=== Directions for this task ===
Count the lines below that contain the word "JSON", and give only that number.

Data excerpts
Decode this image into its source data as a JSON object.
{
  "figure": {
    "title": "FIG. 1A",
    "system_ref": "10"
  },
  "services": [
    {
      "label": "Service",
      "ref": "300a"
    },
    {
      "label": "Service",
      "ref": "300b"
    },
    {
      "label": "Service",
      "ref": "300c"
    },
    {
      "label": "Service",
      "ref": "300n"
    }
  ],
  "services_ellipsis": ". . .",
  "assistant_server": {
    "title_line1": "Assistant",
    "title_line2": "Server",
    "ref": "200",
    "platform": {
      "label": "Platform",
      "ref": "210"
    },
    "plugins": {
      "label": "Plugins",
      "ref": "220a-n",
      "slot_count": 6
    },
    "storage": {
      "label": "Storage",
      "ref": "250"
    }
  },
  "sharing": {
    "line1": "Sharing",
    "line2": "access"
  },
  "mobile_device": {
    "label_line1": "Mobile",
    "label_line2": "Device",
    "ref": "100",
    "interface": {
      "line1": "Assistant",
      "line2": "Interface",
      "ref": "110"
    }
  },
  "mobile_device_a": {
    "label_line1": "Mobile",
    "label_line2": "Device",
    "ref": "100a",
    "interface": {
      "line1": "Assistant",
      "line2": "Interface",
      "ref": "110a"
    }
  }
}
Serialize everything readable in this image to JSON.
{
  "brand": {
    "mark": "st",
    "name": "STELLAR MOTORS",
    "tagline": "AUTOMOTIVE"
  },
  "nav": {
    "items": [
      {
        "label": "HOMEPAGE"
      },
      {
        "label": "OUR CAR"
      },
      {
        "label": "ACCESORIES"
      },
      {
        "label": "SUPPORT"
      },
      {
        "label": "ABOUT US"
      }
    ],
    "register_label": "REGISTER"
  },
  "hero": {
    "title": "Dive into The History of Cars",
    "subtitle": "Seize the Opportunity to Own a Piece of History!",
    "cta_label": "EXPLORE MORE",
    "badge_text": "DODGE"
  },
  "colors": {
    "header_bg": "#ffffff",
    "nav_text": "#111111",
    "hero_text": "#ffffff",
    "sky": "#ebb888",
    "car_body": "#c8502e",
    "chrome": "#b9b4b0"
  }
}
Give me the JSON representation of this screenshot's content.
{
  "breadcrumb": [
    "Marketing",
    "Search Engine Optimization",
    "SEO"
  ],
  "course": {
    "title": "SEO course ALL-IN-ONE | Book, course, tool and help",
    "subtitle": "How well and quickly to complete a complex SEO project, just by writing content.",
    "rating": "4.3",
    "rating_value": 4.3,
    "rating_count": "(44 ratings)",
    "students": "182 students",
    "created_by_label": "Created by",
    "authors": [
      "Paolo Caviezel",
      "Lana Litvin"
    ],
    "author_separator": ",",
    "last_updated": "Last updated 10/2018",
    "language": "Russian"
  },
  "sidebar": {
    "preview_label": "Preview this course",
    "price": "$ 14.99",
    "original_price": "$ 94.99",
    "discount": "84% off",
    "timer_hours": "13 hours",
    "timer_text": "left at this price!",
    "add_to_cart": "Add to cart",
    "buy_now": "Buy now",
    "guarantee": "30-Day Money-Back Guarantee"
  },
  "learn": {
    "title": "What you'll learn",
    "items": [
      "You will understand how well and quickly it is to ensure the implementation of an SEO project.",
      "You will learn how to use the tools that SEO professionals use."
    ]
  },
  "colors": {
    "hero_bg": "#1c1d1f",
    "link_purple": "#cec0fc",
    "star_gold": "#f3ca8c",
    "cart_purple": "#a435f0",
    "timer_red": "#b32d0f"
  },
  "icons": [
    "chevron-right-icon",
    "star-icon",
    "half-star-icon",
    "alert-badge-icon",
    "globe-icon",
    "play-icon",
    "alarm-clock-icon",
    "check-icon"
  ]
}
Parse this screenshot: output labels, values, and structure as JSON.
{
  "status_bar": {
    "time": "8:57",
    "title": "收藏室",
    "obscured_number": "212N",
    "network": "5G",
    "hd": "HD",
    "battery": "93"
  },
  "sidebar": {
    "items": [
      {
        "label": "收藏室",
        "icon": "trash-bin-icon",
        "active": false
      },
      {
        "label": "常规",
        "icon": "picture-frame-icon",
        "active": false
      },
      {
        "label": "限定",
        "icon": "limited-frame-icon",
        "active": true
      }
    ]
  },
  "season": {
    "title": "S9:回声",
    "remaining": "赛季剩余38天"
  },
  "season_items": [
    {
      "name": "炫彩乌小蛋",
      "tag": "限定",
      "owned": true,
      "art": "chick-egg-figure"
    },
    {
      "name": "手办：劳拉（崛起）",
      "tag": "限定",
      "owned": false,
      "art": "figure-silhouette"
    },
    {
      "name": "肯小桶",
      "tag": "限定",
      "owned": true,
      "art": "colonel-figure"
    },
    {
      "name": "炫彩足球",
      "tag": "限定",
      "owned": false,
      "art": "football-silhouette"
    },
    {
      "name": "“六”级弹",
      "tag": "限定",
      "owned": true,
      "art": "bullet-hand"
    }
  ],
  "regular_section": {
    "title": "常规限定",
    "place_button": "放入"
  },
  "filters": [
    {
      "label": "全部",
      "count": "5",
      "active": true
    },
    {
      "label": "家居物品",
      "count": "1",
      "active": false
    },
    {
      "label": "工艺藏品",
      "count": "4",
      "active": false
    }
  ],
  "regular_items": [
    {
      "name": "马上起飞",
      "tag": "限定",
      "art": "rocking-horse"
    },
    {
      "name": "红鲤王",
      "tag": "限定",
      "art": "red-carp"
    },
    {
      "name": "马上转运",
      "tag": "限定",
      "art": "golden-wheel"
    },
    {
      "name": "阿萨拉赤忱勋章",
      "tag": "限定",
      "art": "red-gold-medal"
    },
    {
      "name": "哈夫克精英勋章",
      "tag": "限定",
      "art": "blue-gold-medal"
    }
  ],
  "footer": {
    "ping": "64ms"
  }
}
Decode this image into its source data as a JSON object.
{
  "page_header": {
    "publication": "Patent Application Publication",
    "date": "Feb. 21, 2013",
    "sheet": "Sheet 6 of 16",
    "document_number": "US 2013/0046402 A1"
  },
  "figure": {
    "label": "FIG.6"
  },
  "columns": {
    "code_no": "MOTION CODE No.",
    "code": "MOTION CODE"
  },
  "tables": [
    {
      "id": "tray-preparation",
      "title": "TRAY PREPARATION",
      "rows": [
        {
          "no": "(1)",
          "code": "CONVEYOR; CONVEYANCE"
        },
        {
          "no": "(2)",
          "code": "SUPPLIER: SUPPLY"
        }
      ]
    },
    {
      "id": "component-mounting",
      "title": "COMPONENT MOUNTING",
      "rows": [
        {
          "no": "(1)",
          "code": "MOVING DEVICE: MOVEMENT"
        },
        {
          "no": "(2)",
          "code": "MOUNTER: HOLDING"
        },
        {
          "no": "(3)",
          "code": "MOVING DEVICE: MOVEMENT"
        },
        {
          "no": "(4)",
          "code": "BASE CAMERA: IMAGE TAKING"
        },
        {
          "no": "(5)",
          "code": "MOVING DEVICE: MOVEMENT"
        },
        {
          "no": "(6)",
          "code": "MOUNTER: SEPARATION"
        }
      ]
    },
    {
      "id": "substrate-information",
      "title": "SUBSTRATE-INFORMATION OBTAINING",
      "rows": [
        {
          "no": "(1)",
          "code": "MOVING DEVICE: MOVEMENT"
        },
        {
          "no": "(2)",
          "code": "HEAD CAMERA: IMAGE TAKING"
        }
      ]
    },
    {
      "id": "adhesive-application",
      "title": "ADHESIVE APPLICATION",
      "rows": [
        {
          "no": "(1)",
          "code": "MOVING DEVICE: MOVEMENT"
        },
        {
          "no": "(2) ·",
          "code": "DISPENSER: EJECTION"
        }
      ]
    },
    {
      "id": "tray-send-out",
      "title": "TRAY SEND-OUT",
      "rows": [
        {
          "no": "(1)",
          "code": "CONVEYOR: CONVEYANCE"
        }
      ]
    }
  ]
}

=== Exercise answer ===
5